Take down each entry exactly as written.

[Data records]
..............................
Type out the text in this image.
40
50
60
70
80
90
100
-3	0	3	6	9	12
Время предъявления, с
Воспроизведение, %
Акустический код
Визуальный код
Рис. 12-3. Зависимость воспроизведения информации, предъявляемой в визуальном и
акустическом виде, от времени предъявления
..............................
The result:
Type out the text in this image.
40
50
60
70
80
90
100
-3	0	3	6	9	12
Время предъявления, с
Воспроизведение, %
Акустический код
Визуальный код
Рис. 12-3. Зависимость воспроизведения информации, предъявляемой в визуальном и
акустическом виде, от времени предъявления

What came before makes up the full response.